**** EXERCISE INPUT
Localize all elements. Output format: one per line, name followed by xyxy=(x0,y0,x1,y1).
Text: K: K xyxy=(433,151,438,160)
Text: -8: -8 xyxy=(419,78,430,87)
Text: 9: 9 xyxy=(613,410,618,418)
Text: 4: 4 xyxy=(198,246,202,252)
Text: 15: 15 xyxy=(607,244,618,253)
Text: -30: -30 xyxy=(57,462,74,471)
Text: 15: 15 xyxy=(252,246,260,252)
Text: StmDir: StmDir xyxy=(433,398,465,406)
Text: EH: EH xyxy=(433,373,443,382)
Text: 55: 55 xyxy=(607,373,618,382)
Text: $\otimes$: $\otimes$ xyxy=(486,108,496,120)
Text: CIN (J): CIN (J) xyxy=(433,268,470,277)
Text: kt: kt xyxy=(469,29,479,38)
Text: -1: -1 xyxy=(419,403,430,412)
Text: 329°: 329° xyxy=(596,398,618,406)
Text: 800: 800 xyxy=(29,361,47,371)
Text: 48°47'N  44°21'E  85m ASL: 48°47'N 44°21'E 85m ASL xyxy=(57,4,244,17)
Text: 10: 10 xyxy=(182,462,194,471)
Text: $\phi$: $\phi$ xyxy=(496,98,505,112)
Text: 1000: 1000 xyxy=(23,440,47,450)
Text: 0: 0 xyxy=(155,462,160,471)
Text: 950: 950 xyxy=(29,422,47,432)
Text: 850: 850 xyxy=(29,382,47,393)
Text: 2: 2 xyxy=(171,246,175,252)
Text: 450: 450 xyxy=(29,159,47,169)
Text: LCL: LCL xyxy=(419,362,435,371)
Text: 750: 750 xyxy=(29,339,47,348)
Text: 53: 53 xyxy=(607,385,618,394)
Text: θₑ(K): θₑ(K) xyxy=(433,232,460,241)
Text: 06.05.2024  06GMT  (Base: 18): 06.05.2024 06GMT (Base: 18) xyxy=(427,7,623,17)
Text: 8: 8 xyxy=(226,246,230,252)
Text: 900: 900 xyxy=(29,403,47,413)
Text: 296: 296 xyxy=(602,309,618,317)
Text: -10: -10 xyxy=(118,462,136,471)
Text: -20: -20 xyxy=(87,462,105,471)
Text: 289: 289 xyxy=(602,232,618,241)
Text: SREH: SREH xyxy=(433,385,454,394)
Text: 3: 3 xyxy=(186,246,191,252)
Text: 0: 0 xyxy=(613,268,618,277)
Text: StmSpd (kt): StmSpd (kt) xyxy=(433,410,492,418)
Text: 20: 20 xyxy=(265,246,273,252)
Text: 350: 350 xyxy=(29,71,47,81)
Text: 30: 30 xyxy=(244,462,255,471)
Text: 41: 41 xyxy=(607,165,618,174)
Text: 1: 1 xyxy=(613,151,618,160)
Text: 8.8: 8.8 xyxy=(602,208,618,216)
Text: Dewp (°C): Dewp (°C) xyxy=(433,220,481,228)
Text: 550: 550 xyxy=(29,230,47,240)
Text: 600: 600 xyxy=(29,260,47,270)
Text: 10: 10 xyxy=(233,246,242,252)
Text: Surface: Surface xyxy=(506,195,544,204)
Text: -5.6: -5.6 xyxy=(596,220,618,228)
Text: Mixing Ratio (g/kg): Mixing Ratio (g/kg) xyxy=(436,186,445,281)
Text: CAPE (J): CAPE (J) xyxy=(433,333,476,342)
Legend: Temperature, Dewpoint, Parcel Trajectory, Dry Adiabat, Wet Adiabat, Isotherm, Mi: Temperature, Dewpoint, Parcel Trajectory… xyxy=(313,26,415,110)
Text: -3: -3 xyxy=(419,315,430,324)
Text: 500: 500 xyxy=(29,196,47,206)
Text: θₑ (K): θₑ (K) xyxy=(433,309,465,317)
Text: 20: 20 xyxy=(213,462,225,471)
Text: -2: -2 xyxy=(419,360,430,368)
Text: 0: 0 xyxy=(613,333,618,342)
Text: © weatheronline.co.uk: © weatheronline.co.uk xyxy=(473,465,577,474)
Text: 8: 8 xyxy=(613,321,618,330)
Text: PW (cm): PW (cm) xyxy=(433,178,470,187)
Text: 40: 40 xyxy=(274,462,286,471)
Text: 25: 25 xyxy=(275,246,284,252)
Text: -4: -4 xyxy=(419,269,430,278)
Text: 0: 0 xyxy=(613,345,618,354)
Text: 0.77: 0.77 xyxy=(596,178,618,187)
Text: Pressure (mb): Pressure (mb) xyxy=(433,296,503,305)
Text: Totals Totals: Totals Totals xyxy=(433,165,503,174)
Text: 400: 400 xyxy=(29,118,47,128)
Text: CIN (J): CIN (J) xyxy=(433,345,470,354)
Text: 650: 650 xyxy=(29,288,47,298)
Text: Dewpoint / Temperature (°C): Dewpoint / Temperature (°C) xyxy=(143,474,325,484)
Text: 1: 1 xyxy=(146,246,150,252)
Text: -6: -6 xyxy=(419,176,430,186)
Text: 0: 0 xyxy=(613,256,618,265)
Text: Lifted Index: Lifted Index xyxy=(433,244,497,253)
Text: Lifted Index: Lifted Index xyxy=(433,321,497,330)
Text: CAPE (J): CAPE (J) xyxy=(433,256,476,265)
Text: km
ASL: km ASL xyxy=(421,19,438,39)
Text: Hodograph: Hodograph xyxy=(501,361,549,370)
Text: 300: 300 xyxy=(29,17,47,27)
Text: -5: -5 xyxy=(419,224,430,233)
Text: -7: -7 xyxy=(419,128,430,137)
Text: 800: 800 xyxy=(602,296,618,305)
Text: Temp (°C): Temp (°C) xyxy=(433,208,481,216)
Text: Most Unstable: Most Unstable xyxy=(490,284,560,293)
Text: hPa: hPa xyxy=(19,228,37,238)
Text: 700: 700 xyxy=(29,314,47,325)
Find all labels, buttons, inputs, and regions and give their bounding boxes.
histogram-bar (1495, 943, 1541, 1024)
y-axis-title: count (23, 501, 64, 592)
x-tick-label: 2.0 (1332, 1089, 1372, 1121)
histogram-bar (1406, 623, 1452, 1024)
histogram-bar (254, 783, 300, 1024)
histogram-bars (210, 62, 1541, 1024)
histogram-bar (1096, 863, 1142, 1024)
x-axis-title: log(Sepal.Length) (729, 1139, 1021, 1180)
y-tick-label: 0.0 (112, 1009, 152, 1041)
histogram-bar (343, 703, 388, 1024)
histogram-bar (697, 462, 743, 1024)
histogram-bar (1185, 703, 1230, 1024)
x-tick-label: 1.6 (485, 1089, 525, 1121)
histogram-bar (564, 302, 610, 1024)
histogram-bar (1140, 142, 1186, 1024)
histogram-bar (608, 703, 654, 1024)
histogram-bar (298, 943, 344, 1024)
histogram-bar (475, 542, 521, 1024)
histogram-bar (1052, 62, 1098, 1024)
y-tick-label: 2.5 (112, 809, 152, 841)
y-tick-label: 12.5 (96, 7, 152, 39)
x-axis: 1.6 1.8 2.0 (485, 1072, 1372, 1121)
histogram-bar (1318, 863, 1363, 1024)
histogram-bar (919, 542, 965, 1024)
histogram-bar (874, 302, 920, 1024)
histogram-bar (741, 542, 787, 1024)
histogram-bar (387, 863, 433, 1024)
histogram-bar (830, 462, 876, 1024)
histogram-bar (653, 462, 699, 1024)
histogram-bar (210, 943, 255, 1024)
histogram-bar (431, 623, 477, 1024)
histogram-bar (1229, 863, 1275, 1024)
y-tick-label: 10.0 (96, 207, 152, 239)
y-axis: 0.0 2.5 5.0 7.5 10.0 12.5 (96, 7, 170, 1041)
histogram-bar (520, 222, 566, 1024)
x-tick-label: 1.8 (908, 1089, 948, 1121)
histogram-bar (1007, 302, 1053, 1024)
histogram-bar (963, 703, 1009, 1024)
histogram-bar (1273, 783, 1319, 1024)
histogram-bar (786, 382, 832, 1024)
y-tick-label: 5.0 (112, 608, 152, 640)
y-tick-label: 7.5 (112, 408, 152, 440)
********
TASK INSTRUCTIONS → Show every line above that contains the word "Dewpoint". Case counts.

CORRECT OUTPUT →
Legend: Temperature, Dewpoint, Parcel Trajectory, Dry Adiabat, Wet Adiabat, Isotherm, Mi: Temperature, Dewpoint, Parcel Trajectory… xyxy=(313,26,415,110)
Text: Dewpoint / Temperature (°C): Dewpoint / Temperature (°C) xyxy=(143,474,325,484)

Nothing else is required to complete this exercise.